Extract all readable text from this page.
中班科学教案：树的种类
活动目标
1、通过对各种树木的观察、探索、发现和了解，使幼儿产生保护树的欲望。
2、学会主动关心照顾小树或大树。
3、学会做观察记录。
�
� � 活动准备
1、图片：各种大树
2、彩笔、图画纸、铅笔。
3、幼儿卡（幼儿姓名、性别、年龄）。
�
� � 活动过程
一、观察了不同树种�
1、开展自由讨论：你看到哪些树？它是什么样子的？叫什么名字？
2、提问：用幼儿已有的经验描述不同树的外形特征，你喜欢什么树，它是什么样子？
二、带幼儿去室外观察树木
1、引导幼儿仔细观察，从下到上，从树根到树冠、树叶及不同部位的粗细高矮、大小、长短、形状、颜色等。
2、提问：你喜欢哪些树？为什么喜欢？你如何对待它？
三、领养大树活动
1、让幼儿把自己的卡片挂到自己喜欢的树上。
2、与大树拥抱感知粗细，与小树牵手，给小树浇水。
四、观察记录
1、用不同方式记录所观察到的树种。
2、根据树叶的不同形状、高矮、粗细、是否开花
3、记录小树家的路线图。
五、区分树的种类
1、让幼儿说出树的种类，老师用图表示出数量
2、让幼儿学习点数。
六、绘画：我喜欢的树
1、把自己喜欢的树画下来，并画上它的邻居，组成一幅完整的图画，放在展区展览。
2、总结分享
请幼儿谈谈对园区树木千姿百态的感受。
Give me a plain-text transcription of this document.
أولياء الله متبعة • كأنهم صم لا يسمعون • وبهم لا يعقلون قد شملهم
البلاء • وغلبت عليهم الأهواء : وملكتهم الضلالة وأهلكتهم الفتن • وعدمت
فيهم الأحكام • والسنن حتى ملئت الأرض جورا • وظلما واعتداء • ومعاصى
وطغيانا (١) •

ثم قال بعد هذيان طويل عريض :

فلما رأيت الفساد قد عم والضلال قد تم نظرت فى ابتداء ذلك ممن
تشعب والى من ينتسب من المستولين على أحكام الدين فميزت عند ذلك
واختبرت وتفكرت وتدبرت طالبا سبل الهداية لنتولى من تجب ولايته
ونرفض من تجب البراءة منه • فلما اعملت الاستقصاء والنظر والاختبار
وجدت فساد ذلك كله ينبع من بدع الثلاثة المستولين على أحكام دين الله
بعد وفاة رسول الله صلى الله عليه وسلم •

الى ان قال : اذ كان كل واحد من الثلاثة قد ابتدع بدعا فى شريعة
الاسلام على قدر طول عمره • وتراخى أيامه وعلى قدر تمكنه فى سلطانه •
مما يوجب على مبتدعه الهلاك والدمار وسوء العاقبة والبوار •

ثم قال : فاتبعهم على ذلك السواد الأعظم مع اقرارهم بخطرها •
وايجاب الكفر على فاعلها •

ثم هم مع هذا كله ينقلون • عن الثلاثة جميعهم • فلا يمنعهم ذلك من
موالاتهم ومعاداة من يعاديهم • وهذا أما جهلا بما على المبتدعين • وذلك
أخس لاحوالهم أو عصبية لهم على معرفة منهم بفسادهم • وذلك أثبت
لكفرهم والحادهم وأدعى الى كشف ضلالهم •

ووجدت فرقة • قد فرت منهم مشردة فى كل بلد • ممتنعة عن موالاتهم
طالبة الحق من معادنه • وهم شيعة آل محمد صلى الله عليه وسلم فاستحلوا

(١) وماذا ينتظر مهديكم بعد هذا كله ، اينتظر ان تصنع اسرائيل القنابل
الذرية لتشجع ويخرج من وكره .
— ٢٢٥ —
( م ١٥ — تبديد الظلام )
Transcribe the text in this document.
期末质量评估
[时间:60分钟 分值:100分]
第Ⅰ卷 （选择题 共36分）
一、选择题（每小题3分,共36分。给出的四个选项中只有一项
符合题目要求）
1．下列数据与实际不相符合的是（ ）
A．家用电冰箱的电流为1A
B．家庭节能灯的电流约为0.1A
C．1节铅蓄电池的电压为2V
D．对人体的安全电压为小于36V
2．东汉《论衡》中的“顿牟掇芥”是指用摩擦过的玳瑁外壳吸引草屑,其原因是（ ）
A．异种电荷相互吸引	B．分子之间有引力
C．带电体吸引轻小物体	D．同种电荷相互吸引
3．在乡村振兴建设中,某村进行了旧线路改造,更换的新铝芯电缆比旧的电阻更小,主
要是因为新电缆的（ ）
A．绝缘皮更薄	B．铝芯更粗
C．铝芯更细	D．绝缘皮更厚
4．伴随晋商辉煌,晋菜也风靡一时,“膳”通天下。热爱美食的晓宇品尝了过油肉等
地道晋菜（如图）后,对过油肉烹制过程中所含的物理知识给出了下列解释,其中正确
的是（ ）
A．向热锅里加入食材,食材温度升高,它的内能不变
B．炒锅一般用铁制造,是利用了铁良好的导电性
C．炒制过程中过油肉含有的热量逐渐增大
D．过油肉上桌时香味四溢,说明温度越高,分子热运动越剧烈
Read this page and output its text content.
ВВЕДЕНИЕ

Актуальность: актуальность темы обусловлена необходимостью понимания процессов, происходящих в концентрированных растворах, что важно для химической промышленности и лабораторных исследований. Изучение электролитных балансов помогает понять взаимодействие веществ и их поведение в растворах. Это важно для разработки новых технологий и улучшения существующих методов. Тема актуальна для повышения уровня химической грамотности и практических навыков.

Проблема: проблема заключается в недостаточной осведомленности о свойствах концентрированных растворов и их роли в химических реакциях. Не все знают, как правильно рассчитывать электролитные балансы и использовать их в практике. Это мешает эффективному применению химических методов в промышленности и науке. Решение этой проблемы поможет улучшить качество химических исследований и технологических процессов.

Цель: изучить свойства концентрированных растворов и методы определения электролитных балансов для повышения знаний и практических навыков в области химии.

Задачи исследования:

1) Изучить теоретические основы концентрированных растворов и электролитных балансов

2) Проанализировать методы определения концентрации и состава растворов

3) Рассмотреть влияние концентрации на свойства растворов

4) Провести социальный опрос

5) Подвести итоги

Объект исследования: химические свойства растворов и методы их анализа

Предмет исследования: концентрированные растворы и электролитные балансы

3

........

> **DO THIS**:
State the count of lines above containing the string "методы", and add nothing to it.

> **WRITTEN RESPONSE**:
3